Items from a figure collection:

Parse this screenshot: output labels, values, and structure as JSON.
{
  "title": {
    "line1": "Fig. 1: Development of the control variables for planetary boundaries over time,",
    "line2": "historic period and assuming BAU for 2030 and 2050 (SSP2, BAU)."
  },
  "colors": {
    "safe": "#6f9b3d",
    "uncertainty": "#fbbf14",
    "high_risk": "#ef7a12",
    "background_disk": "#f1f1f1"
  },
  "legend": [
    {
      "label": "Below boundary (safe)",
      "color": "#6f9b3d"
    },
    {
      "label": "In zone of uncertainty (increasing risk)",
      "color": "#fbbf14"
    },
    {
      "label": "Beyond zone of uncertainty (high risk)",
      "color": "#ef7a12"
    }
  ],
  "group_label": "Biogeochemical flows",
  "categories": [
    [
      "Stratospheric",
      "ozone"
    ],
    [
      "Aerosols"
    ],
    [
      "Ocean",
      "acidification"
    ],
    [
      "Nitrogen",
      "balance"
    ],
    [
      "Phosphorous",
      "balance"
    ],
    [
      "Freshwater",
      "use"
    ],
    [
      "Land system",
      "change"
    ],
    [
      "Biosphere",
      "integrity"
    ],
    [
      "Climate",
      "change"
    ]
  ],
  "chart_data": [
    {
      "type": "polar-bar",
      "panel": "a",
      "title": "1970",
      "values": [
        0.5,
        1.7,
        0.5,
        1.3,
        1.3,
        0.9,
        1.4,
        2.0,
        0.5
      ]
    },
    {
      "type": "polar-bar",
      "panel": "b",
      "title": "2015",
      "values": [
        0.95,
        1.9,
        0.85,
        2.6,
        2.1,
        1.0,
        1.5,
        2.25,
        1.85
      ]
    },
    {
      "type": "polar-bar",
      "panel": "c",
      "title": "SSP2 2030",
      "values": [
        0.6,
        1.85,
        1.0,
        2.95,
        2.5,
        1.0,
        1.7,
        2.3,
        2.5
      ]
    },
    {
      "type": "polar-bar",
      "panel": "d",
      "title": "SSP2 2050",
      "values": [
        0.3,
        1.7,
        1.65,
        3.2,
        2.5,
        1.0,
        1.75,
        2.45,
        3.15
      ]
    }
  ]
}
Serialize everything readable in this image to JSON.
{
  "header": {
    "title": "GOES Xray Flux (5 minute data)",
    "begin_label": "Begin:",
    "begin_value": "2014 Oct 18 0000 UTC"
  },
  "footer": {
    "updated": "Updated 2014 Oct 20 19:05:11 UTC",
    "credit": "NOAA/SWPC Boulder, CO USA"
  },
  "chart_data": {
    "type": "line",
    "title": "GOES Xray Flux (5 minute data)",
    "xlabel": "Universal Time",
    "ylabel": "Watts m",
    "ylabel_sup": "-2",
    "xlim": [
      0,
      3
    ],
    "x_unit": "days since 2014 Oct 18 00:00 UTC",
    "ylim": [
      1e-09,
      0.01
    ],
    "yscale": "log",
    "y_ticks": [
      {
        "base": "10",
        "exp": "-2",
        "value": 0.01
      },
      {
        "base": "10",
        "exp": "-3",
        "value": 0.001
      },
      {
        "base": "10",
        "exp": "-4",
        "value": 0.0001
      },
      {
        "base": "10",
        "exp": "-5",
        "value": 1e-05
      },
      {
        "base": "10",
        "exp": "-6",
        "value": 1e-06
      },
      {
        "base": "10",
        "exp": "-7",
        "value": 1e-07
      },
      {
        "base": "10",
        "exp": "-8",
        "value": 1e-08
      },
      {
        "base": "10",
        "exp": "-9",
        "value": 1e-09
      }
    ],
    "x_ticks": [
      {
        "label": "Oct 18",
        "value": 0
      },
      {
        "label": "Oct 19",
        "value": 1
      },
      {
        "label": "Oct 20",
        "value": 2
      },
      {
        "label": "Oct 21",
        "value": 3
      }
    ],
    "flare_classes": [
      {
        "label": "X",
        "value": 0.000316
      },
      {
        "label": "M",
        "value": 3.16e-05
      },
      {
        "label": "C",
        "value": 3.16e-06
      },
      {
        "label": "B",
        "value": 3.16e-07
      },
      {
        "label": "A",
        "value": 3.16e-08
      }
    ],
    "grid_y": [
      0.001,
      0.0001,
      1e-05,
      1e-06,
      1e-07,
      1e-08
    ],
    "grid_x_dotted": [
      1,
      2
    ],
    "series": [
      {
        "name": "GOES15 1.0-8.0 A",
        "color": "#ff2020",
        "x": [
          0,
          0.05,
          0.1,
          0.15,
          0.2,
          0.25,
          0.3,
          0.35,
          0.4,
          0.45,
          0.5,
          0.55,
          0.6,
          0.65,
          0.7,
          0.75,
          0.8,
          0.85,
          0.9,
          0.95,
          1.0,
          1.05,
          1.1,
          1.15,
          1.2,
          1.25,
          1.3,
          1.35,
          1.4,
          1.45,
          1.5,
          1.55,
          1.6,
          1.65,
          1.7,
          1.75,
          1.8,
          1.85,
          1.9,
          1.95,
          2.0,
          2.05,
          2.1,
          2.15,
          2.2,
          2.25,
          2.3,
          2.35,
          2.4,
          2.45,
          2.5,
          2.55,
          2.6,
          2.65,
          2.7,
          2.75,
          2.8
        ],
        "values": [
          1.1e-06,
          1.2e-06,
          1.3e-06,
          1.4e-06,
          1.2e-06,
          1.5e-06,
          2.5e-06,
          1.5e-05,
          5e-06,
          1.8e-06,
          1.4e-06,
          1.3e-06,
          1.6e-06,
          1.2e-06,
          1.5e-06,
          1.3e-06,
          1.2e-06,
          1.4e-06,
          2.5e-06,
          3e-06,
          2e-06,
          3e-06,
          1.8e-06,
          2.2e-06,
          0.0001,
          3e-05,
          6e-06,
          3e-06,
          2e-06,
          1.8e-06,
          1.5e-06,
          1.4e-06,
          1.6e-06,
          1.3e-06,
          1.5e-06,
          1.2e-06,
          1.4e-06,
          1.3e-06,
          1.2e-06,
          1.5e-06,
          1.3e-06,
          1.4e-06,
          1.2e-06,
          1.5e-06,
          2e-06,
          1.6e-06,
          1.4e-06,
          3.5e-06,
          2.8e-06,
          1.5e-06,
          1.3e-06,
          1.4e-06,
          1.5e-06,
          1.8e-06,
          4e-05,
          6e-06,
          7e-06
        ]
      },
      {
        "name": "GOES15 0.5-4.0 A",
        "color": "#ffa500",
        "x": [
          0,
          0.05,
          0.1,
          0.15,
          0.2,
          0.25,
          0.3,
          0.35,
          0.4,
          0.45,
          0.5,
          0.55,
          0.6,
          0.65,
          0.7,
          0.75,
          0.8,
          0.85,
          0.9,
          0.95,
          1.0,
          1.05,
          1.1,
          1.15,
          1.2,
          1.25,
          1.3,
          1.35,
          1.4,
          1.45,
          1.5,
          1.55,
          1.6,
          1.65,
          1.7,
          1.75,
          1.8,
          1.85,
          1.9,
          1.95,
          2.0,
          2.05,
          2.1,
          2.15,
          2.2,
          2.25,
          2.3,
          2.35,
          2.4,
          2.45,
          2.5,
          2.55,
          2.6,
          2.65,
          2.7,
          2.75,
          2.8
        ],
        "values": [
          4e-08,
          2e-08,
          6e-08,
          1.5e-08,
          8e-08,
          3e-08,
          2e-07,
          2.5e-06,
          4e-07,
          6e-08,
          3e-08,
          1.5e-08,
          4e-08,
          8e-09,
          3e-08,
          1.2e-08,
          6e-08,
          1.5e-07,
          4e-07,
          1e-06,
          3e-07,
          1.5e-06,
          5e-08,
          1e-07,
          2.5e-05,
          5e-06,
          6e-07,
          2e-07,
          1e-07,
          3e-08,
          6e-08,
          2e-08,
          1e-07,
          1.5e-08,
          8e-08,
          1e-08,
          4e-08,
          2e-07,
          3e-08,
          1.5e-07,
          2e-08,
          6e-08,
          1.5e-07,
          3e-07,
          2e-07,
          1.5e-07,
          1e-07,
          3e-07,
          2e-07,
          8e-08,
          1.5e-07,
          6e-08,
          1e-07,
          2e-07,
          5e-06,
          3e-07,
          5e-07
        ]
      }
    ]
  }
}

» The task
Give only the number of lines in the listing above that include the string "JSON".

» Solved exercise
2